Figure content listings
## BEGIN

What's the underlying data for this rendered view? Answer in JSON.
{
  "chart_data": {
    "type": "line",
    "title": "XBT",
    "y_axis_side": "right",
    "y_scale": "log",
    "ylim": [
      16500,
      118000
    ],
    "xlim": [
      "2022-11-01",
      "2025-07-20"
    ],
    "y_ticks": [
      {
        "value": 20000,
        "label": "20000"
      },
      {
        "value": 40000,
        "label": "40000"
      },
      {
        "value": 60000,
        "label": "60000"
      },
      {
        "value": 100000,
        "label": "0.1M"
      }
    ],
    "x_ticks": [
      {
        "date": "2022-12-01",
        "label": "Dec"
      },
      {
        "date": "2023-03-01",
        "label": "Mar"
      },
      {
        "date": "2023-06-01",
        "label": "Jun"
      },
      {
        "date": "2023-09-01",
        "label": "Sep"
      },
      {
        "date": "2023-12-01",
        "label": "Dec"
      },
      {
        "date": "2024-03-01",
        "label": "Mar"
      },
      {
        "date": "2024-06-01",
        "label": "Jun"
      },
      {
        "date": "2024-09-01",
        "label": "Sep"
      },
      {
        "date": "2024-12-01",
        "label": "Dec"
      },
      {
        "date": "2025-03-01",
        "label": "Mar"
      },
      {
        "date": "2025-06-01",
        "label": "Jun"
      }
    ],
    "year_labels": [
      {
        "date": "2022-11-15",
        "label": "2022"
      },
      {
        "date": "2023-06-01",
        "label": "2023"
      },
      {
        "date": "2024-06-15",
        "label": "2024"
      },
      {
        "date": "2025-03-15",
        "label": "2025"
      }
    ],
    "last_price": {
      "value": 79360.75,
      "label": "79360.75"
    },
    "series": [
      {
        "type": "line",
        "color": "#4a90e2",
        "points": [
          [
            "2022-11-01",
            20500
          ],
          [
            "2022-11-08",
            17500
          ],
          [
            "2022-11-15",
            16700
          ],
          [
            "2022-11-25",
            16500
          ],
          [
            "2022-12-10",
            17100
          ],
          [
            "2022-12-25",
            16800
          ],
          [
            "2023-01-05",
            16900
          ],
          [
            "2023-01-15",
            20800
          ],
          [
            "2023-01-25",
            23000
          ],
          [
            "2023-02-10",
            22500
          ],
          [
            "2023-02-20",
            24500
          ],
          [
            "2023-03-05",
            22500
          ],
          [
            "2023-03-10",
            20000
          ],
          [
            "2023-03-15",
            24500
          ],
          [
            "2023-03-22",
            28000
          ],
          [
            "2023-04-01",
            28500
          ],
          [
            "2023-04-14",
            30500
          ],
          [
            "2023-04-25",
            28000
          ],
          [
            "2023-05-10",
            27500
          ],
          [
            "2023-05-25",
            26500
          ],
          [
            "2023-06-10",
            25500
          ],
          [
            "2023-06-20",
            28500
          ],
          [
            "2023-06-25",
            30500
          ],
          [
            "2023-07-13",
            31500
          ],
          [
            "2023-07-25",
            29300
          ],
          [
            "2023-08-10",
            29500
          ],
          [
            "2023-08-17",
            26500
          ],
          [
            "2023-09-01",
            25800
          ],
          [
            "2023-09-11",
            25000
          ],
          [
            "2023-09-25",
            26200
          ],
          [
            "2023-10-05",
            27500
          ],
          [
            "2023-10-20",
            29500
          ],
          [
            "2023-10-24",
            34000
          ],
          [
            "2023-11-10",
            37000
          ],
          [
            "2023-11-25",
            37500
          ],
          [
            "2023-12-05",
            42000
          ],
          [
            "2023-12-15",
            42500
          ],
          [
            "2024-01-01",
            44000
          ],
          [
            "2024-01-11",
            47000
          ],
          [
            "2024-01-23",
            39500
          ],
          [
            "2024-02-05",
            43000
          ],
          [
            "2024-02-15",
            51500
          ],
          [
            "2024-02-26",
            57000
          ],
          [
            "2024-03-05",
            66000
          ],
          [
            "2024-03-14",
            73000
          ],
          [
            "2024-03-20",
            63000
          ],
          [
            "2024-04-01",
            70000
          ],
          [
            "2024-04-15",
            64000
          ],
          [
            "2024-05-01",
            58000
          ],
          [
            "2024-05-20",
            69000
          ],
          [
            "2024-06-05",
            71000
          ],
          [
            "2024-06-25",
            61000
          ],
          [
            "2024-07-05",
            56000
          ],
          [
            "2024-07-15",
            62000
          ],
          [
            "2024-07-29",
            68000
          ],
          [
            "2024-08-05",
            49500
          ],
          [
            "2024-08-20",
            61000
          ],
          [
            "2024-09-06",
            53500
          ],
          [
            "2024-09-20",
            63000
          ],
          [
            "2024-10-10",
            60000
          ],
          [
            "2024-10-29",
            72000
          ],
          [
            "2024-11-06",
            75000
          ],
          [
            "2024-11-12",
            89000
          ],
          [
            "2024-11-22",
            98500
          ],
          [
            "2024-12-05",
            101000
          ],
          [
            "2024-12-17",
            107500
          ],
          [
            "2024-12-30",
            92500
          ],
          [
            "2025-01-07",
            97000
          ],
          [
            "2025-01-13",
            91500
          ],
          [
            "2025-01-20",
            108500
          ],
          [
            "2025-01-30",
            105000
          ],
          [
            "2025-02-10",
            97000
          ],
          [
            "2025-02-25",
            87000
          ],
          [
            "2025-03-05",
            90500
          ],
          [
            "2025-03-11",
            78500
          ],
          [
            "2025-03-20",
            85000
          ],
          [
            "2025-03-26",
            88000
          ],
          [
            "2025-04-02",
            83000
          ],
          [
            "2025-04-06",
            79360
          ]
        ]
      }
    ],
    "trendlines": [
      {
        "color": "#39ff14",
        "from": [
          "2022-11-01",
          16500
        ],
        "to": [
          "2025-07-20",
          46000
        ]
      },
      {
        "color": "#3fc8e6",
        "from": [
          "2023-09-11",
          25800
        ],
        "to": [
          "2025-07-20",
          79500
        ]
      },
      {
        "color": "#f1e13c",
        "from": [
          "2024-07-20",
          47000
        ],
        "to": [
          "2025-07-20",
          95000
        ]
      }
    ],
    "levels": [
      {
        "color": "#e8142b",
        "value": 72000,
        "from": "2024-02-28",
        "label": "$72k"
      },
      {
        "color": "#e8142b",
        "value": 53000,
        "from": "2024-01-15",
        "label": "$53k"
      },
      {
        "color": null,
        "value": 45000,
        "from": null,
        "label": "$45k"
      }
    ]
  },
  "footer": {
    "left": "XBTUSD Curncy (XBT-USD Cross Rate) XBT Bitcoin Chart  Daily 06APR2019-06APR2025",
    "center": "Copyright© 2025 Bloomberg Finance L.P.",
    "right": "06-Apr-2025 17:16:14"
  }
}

## END

### TASK DIRECTIONS
Extract all lines from the material above that include the word "color".

### SOLUTION TO THE PROBLEM
        "color": "#4a90e2",
        "color": "#39ff14",
        "color": "#3fc8e6",
        "color": "#f1e13c",
        "color": "#e8142b",
        "color": "#e8142b",
        "color": null,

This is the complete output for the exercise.